**The exercise:** The entries that follow should be written out exactly.

**Dataset records:**
---

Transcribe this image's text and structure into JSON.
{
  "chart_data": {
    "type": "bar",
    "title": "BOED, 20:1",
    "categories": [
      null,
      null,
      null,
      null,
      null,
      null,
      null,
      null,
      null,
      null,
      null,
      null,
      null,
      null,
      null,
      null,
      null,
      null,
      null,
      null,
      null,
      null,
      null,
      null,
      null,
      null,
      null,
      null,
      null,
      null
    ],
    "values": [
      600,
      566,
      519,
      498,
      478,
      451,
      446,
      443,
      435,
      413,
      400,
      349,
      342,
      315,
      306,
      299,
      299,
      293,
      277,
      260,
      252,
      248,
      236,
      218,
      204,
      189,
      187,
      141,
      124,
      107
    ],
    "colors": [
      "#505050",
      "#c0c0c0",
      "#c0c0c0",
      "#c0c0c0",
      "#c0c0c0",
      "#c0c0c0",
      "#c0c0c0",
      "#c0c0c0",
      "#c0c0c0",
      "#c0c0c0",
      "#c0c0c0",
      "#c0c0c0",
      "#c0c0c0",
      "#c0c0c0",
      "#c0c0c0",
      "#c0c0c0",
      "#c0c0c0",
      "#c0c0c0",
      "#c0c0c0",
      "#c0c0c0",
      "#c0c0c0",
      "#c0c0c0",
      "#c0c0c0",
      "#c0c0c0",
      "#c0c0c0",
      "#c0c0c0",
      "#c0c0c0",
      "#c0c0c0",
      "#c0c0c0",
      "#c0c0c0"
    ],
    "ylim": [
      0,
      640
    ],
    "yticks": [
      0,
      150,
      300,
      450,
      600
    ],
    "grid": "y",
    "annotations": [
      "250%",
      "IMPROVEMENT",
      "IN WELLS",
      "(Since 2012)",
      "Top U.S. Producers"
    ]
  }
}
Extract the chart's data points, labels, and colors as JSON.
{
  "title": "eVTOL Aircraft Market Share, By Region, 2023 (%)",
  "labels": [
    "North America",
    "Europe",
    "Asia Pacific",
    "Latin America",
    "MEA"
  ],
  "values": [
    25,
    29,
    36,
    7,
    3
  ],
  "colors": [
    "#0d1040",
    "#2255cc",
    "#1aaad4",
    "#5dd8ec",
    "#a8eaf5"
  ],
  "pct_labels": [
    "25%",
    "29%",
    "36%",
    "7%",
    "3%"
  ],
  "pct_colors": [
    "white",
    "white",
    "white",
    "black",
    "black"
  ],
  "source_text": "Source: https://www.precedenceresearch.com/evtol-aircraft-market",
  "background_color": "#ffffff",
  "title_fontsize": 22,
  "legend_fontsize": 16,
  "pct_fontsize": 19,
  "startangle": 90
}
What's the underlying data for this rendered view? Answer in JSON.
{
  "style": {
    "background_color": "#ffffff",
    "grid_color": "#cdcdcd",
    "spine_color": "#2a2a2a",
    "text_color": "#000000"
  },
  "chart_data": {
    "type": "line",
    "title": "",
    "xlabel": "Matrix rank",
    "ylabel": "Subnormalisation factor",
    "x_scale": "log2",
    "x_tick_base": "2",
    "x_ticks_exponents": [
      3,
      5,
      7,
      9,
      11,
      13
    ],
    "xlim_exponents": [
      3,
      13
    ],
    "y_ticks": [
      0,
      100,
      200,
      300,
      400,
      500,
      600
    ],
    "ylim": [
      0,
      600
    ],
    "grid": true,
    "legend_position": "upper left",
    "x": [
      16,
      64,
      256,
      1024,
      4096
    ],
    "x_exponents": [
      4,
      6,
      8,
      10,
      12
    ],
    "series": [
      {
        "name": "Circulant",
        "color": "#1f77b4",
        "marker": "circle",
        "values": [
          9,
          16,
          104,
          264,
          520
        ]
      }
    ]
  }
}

---

**Response for this exercise:**
Transcribe this image's text and structure into JSON.
{
  "chart_data": {
    "type": "bar",
    "title": "BOED, 20:1",
    "categories": [
      null,
      null,
      null,
      null,
      null,
      null,
      null,
      null,
      null,
      null,
      null,
      null,
      null,
      null,
      null,
      null,
      null,
      null,
      null,
      null,
      null,
      null,
      null,
      null,
      null,
      null,
      null,
      null,
      null,
      null
    ],
    "values": [
      600,
      566,
      519,
      498,
      478,
      451,
      446,
      443,
      435,
      413,
      400,
      349,
      342,
      315,
      306,
      299,
      299,
      293,
      277,
      260,
      252,
      248,
      236,
      218,
      204,
      189,
      187,
      141,
      124,
      107
    ],
    "colors": [
      "#505050",
      "#c0c0c0",
      "#c0c0c0",
      "#c0c0c0",
      "#c0c0c0",
      "#c0c0c0",
      "#c0c0c0",
      "#c0c0c0",
      "#c0c0c0",
      "#c0c0c0",
      "#c0c0c0",
      "#c0c0c0",
      "#c0c0c0",
      "#c0c0c0",
      "#c0c0c0",
      "#c0c0c0",
      "#c0c0c0",
      "#c0c0c0",
      "#c0c0c0",
      "#c0c0c0",
      "#c0c0c0",
      "#c0c0c0",
      "#c0c0c0",
      "#c0c0c0",
      "#c0c0c0",
      "#c0c0c0",
      "#c0c0c0",
      "#c0c0c0",
      "#c0c0c0",
      "#c0c0c0"
    ],
    "ylim": [
      0,
      640
    ],
    "yticks": [
      0,
      150,
      300,
      450,
      600
    ],
    "grid": "y",
    "annotations": [
      "250%",
      "IMPROVEMENT",
      "IN WELLS",
      "(Since 2012)",
      "Top U.S. Producers"
    ]
  }
}
Extract the chart's data points, labels, and colors as JSON.
{
  "title": "eVTOL Aircraft Market Share, By Region, 2023 (%)",
  "labels": [
    "North America",
    "Europe",
    "Asia Pacific",
    "Latin America",
    "MEA"
  ],
  "values": [
    25,
    29,
    36,
    7,
    3
  ],
  "colors": [
    "#0d1040",
    "#2255cc",
    "#1aaad4",
    "#5dd8ec",
    "#a8eaf5"
  ],
  "pct_labels": [
    "25%",
    "29%",
    "36%",
    "7%",
    "3%"
  ],
  "pct_colors": [
    "white",
    "white",
    "white",
    "black",
    "black"
  ],
  "source_text": "Source: https://www.precedenceresearch.com/evtol-aircraft-market",
  "background_color": "#ffffff",
  "title_fontsize": 22,
  "legend_fontsize": 16,
  "pct_fontsize": 19,
  "startangle": 90
}
What's the underlying data for this rendered view? Answer in JSON.
{
  "style": {
    "background_color": "#ffffff",
    "grid_color": "#cdcdcd",
    "spine_color": "#2a2a2a",
    "text_color": "#000000"
  },
  "chart_data": {
    "type": "line",
    "title": "",
    "xlabel": "Matrix rank",
    "ylabel": "Subnormalisation factor",
    "x_scale": "log2",
    "x_tick_base": "2",
    "x_ticks_exponents": [
      3,
      5,
      7,
      9,
      11,
      13
    ],
    "xlim_exponents": [
      3,
      13
    ],
    "y_ticks": [
      0,
      100,
      200,
      300,
      400,
      500,
      600
    ],
    "ylim": [
      0,
      600
    ],
    "grid": true,
    "legend_position": "upper left",
    "x": [
      16,
      64,
      256,
      1024,
      4096
    ],
    "x_exponents": [
      4,
      6,
      8,
      10,
      12
    ],
    "series": [
      {
        "name": "Circulant",
        "color": "#1f77b4",
        "marker": "circle",
        "values": [
          9,
          16,
          104,
          264,
          520
        ]
      }
    ]
  }
}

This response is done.